Set down the records once more, please, exactly and with the pictures left out.

- Given entries -
────────────────
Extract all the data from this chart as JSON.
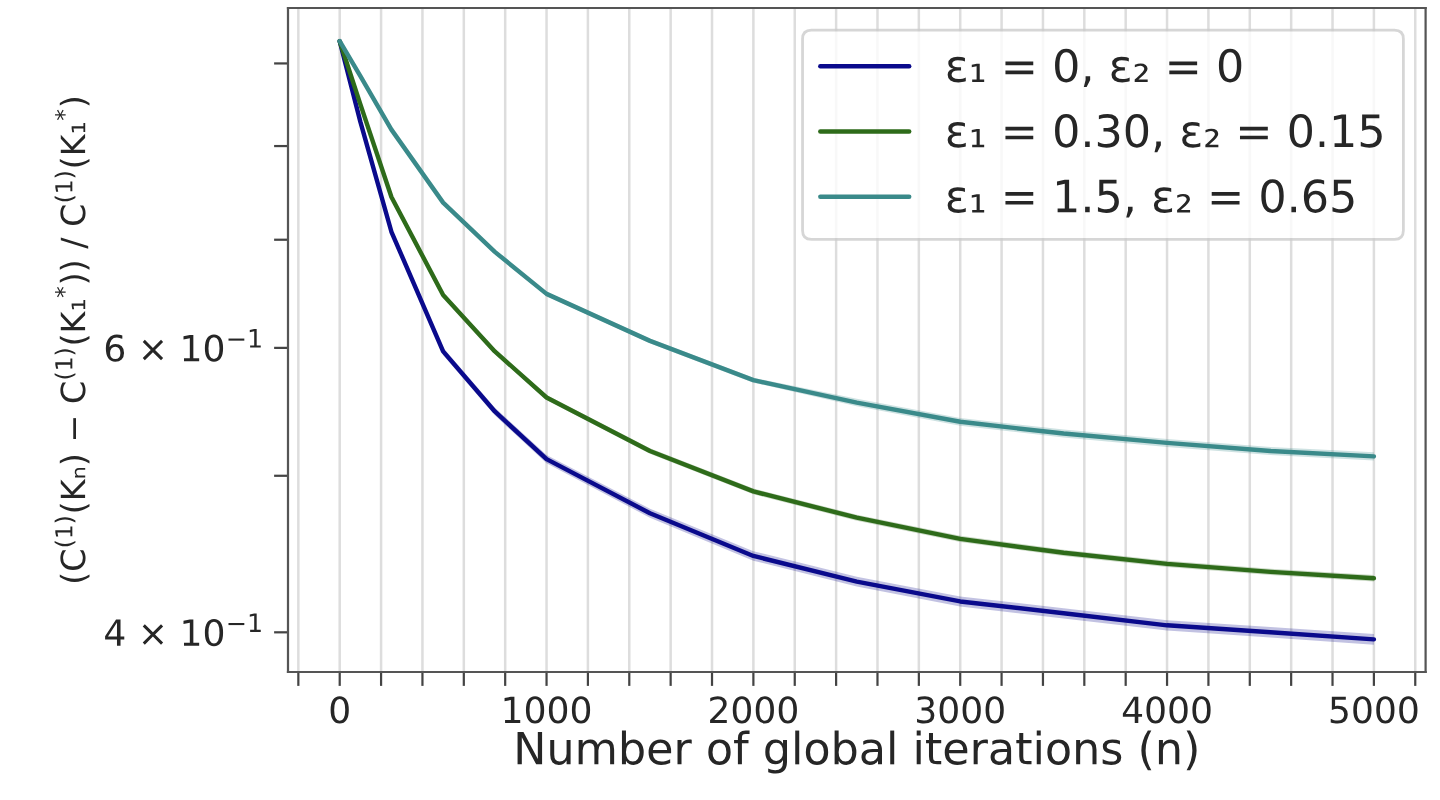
{
  "chart_data": {
    "type": "line",
    "xlabel": "Number of global iterations (n)",
    "ylabel": "(C$^{(1)}$(Kₙ) − C$^{(1)}$(K₁$^{*}$)) / C$^{(1)}$(K₁$^{*}$)",
    "x": [
      0,
      100,
      250,
      500,
      750,
      1000,
      1500,
      2000,
      2500,
      3000,
      3500,
      4000,
      4500,
      5000
    ],
    "series": [
      {
        "name": "ε₁ = 0, ε₂ = 0",
        "color": "#0a0a8c",
        "values": [
          0.929,
          0.828,
          0.708,
          0.597,
          0.548,
          0.512,
          0.474,
          0.446,
          0.43,
          0.418,
          0.411,
          0.404,
          0.4,
          0.396
        ],
        "lower": [
          0.927,
          0.826,
          0.705,
          0.594,
          0.545,
          0.509,
          0.471,
          0.443,
          0.427,
          0.415,
          0.408,
          0.401,
          0.397,
          0.393
        ],
        "upper": [
          0.931,
          0.83,
          0.711,
          0.6,
          0.551,
          0.515,
          0.477,
          0.449,
          0.433,
          0.421,
          0.414,
          0.407,
          0.403,
          0.399
        ]
      },
      {
        "name": "ε₁ = 0.30, ε₂ = 0.15",
        "color": "#2e6b1a",
        "values": [
          0.929,
          0.849,
          0.744,
          0.647,
          0.597,
          0.559,
          0.518,
          0.489,
          0.471,
          0.457,
          0.448,
          0.441,
          0.436,
          0.432
        ],
        "lower": [
          0.927,
          0.847,
          0.742,
          0.645,
          0.595,
          0.557,
          0.516,
          0.487,
          0.469,
          0.455,
          0.446,
          0.439,
          0.434,
          0.43
        ],
        "upper": [
          0.931,
          0.851,
          0.746,
          0.649,
          0.599,
          0.561,
          0.52,
          0.491,
          0.473,
          0.459,
          0.45,
          0.443,
          0.438,
          0.434
        ]
      },
      {
        "name": "ε₁ = 1.5, ε₂ = 0.65",
        "color": "#3a8a8a",
        "values": [
          0.929,
          0.884,
          0.819,
          0.738,
          0.688,
          0.648,
          0.606,
          0.573,
          0.555,
          0.54,
          0.531,
          0.524,
          0.518,
          0.514
        ],
        "lower": [
          0.927,
          0.882,
          0.817,
          0.736,
          0.686,
          0.646,
          0.604,
          0.571,
          0.552,
          0.537,
          0.528,
          0.521,
          0.515,
          0.511
        ],
        "upper": [
          0.931,
          0.886,
          0.821,
          0.74,
          0.69,
          0.65,
          0.608,
          0.575,
          0.558,
          0.543,
          0.534,
          0.527,
          0.521,
          0.517
        ]
      }
    ],
    "log": "y",
    "xlim": [
      -250,
      5250
    ],
    "ylim": [
      0.378,
      0.974
    ],
    "xticks": [
      {
        "value": -200,
        "label": null
      },
      0,
      {
        "value": 200,
        "label": null
      },
      {
        "value": 400,
        "label": null
      },
      {
        "value": 600,
        "label": null
      },
      {
        "value": 800,
        "label": null
      },
      1000,
      {
        "value": 1200,
        "label": null
      },
      {
        "value": 1400,
        "label": null
      },
      {
        "value": 1600,
        "label": null
      },
      {
        "value": 1800,
        "label": null
      },
      2000,
      {
        "value": 2200,
        "label": null
      },
      {
        "value": 2400,
        "label": null
      },
      {
        "value": 2600,
        "label": null
      },
      {
        "value": 2800,
        "label": null
      },
      3000,
      {
        "value": 3200,
        "label": null
      },
      {
        "value": 3400,
        "label": null
      },
      {
        "value": 3600,
        "label": null
      },
      {
        "value": 3800,
        "label": null
      },
      4000,
      {
        "value": 4200,
        "label": null
      },
      {
        "value": 4400,
        "label": null
      },
      {
        "value": 4600,
        "label": null
      },
      {
        "value": 4800,
        "label": null
      },
      5000,
      {
        "value": 5200,
        "label": null
      }
    ],
    "yticks": [
      {
        "value": 0.4,
        "label": "4 × 10$^{−1}$"
      },
      {
        "value": 0.5,
        "label": null
      },
      {
        "value": 0.6,
        "label": "6 × 10$^{−1}$"
      },
      {
        "value": 0.7,
        "label": null
      },
      {
        "value": 0.8,
        "label": null
      },
      {
        "value": 0.9,
        "label": null
      }
    ],
    "grid": "x",
    "legend": "top right",
    "marker": "none",
    "line_style": "solid"
  }
}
────────────────
- Full output -
Extract all the data from this chart as JSON.
{
  "chart_data": {
    "type": "line",
    "xlabel": "Number of global iterations (n)",
    "ylabel": "(C$^{(1)}$(Kₙ) − C$^{(1)}$(K₁$^{*}$)) / C$^{(1)}$(K₁$^{*}$)",
    "x": [
      0,
      100,
      250,
      500,
      750,
      1000,
      1500,
      2000,
      2500,
      3000,
      3500,
      4000,
      4500,
      5000
    ],
    "series": [
      {
        "name": "ε₁ = 0, ε₂ = 0",
        "color": "#0a0a8c",
        "values": [
          0.929,
          0.828,
          0.708,
          0.597,
          0.548,
          0.512,
          0.474,
          0.446,
          0.43,
          0.418,
          0.411,
          0.404,
          0.4,
          0.396
        ],
        "lower": [
          0.927,
          0.826,
          0.705,
          0.594,
          0.545,
          0.509,
          0.471,
          0.443,
          0.427,
          0.415,
          0.408,
          0.401,
          0.397,
          0.393
        ],
        "upper": [
          0.931,
          0.83,
          0.711,
          0.6,
          0.551,
          0.515,
          0.477,
          0.449,
          0.433,
          0.421,
          0.414,
          0.407,
          0.403,
          0.399
        ]
      },
      {
        "name": "ε₁ = 0.30, ε₂ = 0.15",
        "color": "#2e6b1a",
        "values": [
          0.929,
          0.849,
          0.744,
          0.647,
          0.597,
          0.559,
          0.518,
          0.489,
          0.471,
          0.457,
          0.448,
          0.441,
          0.436,
          0.432
        ],
        "lower": [
          0.927,
          0.847,
          0.742,
          0.645,
          0.595,
          0.557,
          0.516,
          0.487,
          0.469,
          0.455,
          0.446,
          0.439,
          0.434,
          0.43
        ],
        "upper": [
          0.931,
          0.851,
          0.746,
          0.649,
          0.599,
          0.561,
          0.52,
          0.491,
          0.473,
          0.459,
          0.45,
          0.443,
          0.438,
          0.434
        ]
      },
      {
        "name": "ε₁ = 1.5, ε₂ = 0.65",
        "color": "#3a8a8a",
        "values": [
          0.929,
          0.884,
          0.819,
          0.738,
          0.688,
          0.648,
          0.606,
          0.573,
          0.555,
          0.54,
          0.531,
          0.524,
          0.518,
          0.514
        ],
        "lower": [
          0.927,
          0.882,
          0.817,
          0.736,
          0.686,
          0.646,
          0.604,
          0.571,
          0.552,
          0.537,
          0.528,
          0.521,
          0.515,
          0.511
        ],
        "upper": [
          0.931,
          0.886,
          0.821,
          0.74,
          0.69,
          0.65,
          0.608,
          0.575,
          0.558,
          0.543,
          0.534,
          0.527,
          0.521,
          0.517
        ]
      }
    ],
    "log": "y",
    "xlim": [
      -250,
      5250
    ],
    "ylim": [
      0.378,
      0.974
    ],
    "xticks": [
      {
        "value": -200,
        "label": null
      },
      0,
      {
        "value": 200,
        "label": null
      },
      {
        "value": 400,
        "label": null
      },
      {
        "value": 600,
        "label": null
      },
      {
        "value": 800,
        "label": null
      },
      1000,
      {
        "value": 1200,
        "label": null
      },
      {
        "value": 1400,
        "label": null
      },
      {
        "value": 1600,
        "label": null
      },
      {
        "value": 1800,
        "label": null
      },
      2000,
      {
        "value": 2200,
        "label": null
      },
      {
        "value": 2400,
        "label": null
      },
      {
        "value": 2600,
        "label": null
      },
      {
        "value": 2800,
        "label": null
      },
      3000,
      {
        "value": 3200,
        "label": null
      },
      {
        "value": 3400,
        "label": null
      },
      {
        "value": 3600,
        "label": null
      },
      {
        "value": 3800,
        "label": null
      },
      4000,
      {
        "value": 4200,
        "label": null
      },
      {
        "value": 4400,
        "label": null
      },
      {
        "value": 4600,
        "label": null
      },
      {
        "value": 4800,
        "label": null
      },
      5000,
      {
        "value": 5200,
        "label": null
      }
    ],
    "yticks": [
      {
        "value": 0.4,
        "label": "4 × 10$^{−1}$"
      },
      {
        "value": 0.5,
        "label": null
      },
      {
        "value": 0.6,
        "label": "6 × 10$^{−1}$"
      },
      {
        "value": 0.7,
        "label": null
      },
      {
        "value": 0.8,
        "label": null
      },
      {
        "value": 0.9,
        "label": null
      }
    ],
    "grid": "x",
    "legend": "top right",
    "marker": "none",
    "line_style": "solid"
  }
}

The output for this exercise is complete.